EXTRACT TO READ:

■ ■ ■ ■ ■

I wrote on Offline Domain Join (ODJ) a while back where I used PowerShell to rebuild a “djoin-compatible” file from the djoin.exe output in a format that djoin would accept. In my scenario at the time, I couldn’t pass the file generated by djoin directly.

What is the djoin.exe you may ask ? this is a tool provided by Microsoft that allow you to join a machine to an Active Directory domain without network connectivity. The operation happens in two phases: First you run djoin on a machine connected to Active Directory which output a very long string of text (or a file directly with that string), in a second part you provide this file to djoin on the machine that need to be joined to complete the operation.

The article I wrote at that time was focused on the second phase. I was still using djoin.exe for the first phase.

Not fast enough…

More recently, I was facing another djoin problematic scenario.

I had to create an automation to stage new device(s) in different systems, including SCCM and make the device ready to boot from SCCM OSD and start applying an OS + Configuration.

The high-level flow looked like this:

  1. Receive a request via Rest API with some parameters (ComputerName, MacAddress, Owner, Location, …)
  2. Invoke PowerShell Script to Stage the new device
    1. Register new device into custom systems (inventory system, monitoring system, asset management system…)
    2. Create a SCCM Device Association using the ComputerName, MacAddress, …
    3. Append the SCCM Device to the Collection ABC00001 where the OS desired is advertised
    4. Wait for the machine to be queryable from the SMS00001 default collection. If the new device boot but this collection is not refreshed, it won’t pick up the SCCM Operating System Deployment (OSD) assigned on the collection ABC00001.
    5. Perform the first phase of Offline Domain Join using djoin.exe under a different account that hold the proper entitlements,
    6. Create SCCM Device Variables to pass different values consumed during the SCCM OSD
  3. New machine boot for the first time, pickup DHCP Information/IP
  4. New machine start SCCM OSD and get all the values from SCCM Device Variables
  5. Apply OS and Configuration

Here is an high-level flow:

This was working really well, the whole Stage process was taking 3-5 minutes. However one of the tasks that was costly in time was the ODJ part. This automation needed to run very frequently so it started to become a bottleneck for the entire workflow where hundreds machines needed to be deployed at the same time.

■ ■ ■ ■ ■

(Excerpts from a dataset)
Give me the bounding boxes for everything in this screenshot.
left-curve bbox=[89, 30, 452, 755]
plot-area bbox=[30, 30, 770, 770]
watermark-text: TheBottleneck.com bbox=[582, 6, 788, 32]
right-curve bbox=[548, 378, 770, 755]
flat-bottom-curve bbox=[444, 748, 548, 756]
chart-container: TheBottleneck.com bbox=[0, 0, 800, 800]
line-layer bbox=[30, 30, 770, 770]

■ ■ ■ ■ ■

WORK REQUEST 1: In the Offline Domain Join post, how long did the whole Stage process take?
WORK REQUEST 2: Turn the paragraph of the Offline Domain Join post that begins "What is the djoin.exe you may ask" into a short list that keeps its main facts.
WORK REQUEST 3: Carry on the Offline Domain Join post from its last sentence.

TASK OUTPUT 1: 3-5 minutes.

TASK OUTPUT 2:
- djoin.exe is a Microsoft tool for joining a machine to an Active Directory domain without network connectivity.
- It works in two phases:
  1. Run djoin on a machine connected to Active Directory. It outputs a very long string of text, or a file holding that string.
  2. Give that file to djoin on the machine that needs to be joined to complete the operation.

TASK OUTPUT 3:
Djoin was slow mostly because:

  • The script had to do a bunch of pre-work before invoking djoin, the new device was not actually on the network yet. Example of task: Find the closest Domain Controllers (DC) to the new machine based on the New computer Location information or IPAddress. In some edge case if only one DC/RODC was in the location, the code had to look for closest neighbor site based on site link costs.
  • PowerShell was invoked under different context, using an account that has the permissions to run djoin.
  • The tool I was using was spawning a new process (when doing RunAs) which took some extra precious seconds
  • Invoke Djoin against a Domain Controller close to new machine
  • Capture the Output and parse it
  • Cherry on the cake PowerShell 2.0 (yep…) had to be used, that came with some other limitations.

On a side note, in this scenario the second part of the djoin was handled by unattend.xml file inside the SCCM Task Sequence, the djoin string was appended to it.

Alternatively you could still use the approach shown in my previous ODJ blogpost.

Solution using c# and PowerShell

I spent sometimes looking for a solution that could expedite the ODJ step while using the entitled AD account. I tested different approaches but ultimately ended up using a combination of PowerShell and c#

While investigating on P/Invoke around [NetJoinDomain], [NetGetJoinInformation] methods, I found the following code snippet from Ryan Ephgrave which was using PowerShell/c# to join a Nano Server during WinPE.

For my need, this was working great during my initial tests on W2008R2 but I had to update the code a bit to make it work on Windows Server 2012/2016+ versions.

Overall this approach saved a lot of time and run in seconds compared djoin.exe.


# Define Credentials to use
$MyAccount = 'MyDomain\MyAccount'
$Passw = ConvertTo-SecureString -String '<SecretPassword>' -AsplainText -Force
$Credential = New-Object -TypeName System.Management.Automation.PSCredential -ArgumentList ($MyAccount,$Passw)

# Define Parameters
$Splatting = @{
    domain = 'mydomain.com'
    machinename = 'testmachine'
    machineaccountou = 'OU=test,DC=mydomain,DC=com'
    dcname = 'dc01.mydomain.com'

# Invoke the Offline Domain Join
New-ADDomainJoin -Credential $credential @splatting

This will create an object in active directory and output the blob needed to join the machine offline.


The code is available on GitHub.

Hope this helps :-)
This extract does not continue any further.